▸ **TEXTAUSSCHNITT**:
···

# Strategie mit Koop-Modus?



## Amlug_celebren (20. November 2009)

Kennt jemand Strategiespiele mit Koop-Kampagne???
Fände das echt geil, da ich und meine Freundin mal wieder was in die Richtung zocken wollen, was nicht nach 1-3 Std. gleich zuende ist,
und wo es bissal mehr story gibt...


----------



## LK1801 (20. November 2009)

Battleforge kann man toll koop über lan zocken, aber sonst fallen mir keine andere spiele ein.


----------



## G-Beret (21. November 2009)

In Flashpoint gabs immer schöne Koop´s. Die haben immer recht viel her gemacht.


----------



## Amlug_celebren (22. November 2009)

Seit wann gibt es denn ein Flashpoint Strategiespiel???
Habe ich was verpasst?


----------



## G-Beret (23. November 2009)

ja mein Gott ist es halt nen Tatik-Shooter, jedenfalls machen die Koop´s großen Spass, wie ich finde.


----------



## No0dle (23. November 2009)

Da fällt mir spontan nur Alarmstufe Rot 3 ein ... aber du kannst ja mal ein Auge auf Empire Total War werfen, denn es scheint, als ob in den nächsten 1-2 Monaten die Multiplayer-Kampagne (~ Koop) erscheint 

Aspekt Story: Bei RA3 gibt es eine Story, die mit recht unterhaltsamen Zwischensequenzen unterlegt, aber nix besonderes ist ... bei Empire Total War strikt ihr eure Story/Geschichte selbst.

···

▸ **Einträge aus einer Datensammlung**:
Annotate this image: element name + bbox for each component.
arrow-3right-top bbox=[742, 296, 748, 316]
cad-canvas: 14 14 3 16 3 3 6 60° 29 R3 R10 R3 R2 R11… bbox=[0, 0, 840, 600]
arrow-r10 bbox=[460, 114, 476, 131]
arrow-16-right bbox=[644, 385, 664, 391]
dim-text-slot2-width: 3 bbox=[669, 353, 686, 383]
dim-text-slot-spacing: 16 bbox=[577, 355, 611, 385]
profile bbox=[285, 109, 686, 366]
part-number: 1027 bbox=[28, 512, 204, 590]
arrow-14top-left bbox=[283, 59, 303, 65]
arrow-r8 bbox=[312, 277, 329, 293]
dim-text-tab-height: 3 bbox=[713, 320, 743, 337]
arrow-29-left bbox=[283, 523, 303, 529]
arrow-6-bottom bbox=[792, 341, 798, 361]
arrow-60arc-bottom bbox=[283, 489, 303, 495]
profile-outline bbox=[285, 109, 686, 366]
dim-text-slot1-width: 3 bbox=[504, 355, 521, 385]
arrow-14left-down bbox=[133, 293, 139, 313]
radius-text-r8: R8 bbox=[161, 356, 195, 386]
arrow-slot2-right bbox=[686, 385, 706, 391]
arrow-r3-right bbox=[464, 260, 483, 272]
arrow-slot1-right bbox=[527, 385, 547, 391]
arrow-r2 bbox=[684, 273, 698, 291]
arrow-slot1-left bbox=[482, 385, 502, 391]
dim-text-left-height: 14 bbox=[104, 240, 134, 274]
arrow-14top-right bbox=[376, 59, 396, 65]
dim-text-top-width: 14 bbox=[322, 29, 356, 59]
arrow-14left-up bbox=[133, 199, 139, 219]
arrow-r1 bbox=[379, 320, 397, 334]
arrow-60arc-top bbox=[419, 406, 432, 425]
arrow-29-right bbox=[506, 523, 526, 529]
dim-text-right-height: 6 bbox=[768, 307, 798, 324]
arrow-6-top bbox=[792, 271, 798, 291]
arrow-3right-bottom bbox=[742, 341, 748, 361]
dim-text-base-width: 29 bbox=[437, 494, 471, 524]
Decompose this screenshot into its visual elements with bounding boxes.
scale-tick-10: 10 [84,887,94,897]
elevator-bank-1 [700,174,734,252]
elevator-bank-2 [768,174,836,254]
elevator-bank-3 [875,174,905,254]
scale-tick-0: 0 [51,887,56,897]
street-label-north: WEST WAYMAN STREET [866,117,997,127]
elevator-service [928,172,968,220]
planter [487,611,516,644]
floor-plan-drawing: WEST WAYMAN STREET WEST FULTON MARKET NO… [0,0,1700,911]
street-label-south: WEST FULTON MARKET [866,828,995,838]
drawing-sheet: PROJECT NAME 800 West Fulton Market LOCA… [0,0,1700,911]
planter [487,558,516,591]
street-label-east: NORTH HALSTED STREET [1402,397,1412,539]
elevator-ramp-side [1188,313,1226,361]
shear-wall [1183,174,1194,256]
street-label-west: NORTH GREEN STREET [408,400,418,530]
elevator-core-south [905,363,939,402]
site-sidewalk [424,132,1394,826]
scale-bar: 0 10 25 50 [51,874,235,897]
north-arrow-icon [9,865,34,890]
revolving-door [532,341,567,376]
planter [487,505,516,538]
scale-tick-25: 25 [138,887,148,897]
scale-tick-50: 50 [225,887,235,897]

···

▸ **ZU ERLEDIGENDE AUFGABEN**:
a – Warum rät No0dle im Forenthread über Strategiespiele mit Koop-Modus dazu, ein Auge auf Empire Total War zu werfen? Antworten Sie in ein bis drei Sätzen.
b – Führen Sie den Forenthread über Strategiespiele mit Koop-Modus nach dem letzten Satz weiter.
Die Einträge werden für die Bearbeitung nicht gebraucht.

▸ **ERGEBNISSE**:
a – No0dle rät dazu, weil es so aussieht, als ob in den nächsten ein bis zwei Monaten die Multiplayer-Kampagne für Empire Total War erscheint. Diese entspricht ungefähr einem Koop-Modus.

b –
----------



## Amlug_celebren (29. November 2009)

Okay, das klingtja mal richtig gut!
Alarmstufe Rot 3 habe ich noch rumliegen!
Mal schauen was da so geht!!!!

Alles andere ist jetzt auch gefragt!

L4D und ein paar andere sind mir schon bekannt,
aber mit richtig guter story nur weniges,
bzw. was länger als 5-6std. motiviert!


----------



## Oberboss (3. Januar 2010)

Kannsts ja mal mit Empire versuchen, da ist jetzt die Beta von der Multiplayerkampagne rausgekommen. 
Bei mir läuft das Spiel ohne Probleme, und es fesselt verdammt lange. Allerdings ist ein bisschen Einarbeitung nötig. 
Momentan ist das eines der wenigen "Richtigen" Strategiespiele (also mit Taktik und so), dies so gibt. 
Auf Story musst du aber größtenteils verzichten.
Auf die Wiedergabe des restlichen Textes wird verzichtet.